[Stored records]
○ ○ ○ ○ ○ ○ ○

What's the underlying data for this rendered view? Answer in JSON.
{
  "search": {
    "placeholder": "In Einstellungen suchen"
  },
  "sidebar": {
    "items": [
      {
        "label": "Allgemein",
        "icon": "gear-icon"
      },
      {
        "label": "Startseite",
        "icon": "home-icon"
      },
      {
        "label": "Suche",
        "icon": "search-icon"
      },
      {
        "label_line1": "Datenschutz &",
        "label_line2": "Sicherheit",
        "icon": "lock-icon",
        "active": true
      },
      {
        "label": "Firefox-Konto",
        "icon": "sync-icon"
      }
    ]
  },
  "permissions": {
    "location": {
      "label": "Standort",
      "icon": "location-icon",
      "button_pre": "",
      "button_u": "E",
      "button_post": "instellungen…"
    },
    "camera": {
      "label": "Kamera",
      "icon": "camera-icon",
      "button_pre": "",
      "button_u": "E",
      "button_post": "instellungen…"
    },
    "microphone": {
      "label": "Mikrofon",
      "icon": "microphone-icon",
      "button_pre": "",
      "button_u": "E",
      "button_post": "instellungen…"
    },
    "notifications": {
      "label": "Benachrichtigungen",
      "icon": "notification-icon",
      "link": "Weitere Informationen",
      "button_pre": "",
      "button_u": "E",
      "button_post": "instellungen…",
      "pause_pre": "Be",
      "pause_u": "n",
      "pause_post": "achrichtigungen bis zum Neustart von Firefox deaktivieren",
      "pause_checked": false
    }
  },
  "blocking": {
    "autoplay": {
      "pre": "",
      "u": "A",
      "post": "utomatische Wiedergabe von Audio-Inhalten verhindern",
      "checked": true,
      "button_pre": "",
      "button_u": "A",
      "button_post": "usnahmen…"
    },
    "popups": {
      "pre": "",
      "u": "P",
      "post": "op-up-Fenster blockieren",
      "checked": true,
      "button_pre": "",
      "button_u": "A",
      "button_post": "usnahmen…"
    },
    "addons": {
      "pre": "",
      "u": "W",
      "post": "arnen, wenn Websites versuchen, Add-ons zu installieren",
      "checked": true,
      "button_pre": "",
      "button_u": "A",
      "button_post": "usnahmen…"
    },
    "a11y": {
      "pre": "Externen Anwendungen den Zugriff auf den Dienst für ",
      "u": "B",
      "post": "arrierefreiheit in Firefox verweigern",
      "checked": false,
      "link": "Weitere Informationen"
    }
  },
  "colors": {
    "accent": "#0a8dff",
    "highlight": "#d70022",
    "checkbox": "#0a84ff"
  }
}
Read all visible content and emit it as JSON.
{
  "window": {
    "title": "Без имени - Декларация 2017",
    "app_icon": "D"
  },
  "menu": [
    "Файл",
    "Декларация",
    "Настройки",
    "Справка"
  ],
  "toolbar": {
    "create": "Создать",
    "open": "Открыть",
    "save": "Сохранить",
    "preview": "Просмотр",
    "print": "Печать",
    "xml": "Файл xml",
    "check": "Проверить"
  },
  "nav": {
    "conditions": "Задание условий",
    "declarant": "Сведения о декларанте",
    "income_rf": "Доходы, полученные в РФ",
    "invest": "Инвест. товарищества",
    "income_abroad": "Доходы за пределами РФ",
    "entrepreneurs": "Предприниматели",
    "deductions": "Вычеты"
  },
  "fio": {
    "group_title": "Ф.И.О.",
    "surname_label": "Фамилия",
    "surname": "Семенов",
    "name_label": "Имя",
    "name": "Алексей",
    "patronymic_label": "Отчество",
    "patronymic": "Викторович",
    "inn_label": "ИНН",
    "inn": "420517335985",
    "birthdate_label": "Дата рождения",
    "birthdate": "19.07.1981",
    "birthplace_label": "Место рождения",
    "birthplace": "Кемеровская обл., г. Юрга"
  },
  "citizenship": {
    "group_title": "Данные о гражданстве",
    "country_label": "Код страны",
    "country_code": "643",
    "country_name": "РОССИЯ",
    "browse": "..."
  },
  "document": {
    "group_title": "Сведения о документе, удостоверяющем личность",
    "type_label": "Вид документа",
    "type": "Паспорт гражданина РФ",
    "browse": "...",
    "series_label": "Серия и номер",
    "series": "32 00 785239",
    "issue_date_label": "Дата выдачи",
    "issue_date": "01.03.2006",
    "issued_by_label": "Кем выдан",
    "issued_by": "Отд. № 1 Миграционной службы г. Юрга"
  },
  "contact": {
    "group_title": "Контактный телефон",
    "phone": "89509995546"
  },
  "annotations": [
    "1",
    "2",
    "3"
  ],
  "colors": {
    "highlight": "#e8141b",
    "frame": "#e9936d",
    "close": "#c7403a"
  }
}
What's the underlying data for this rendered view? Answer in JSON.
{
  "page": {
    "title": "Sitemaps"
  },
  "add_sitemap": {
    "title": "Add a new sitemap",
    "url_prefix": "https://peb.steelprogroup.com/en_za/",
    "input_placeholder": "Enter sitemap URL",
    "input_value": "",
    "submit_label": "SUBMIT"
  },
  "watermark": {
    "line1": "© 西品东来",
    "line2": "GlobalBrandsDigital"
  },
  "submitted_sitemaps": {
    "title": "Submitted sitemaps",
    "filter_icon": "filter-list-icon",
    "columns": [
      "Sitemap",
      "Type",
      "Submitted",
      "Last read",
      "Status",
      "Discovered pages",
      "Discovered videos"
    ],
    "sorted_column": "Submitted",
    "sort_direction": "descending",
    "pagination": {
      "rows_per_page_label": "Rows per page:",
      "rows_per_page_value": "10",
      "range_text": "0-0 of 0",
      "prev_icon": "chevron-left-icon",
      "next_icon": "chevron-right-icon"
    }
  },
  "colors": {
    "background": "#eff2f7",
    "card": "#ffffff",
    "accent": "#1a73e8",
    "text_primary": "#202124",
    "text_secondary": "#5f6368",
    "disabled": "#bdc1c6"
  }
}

○ ○ ○ ○ ○ ○ ○

Gather every line from the listing above in which the word "link" appears.

      "link": "Weitere Informationen",
      "link": "Weitere Informationen"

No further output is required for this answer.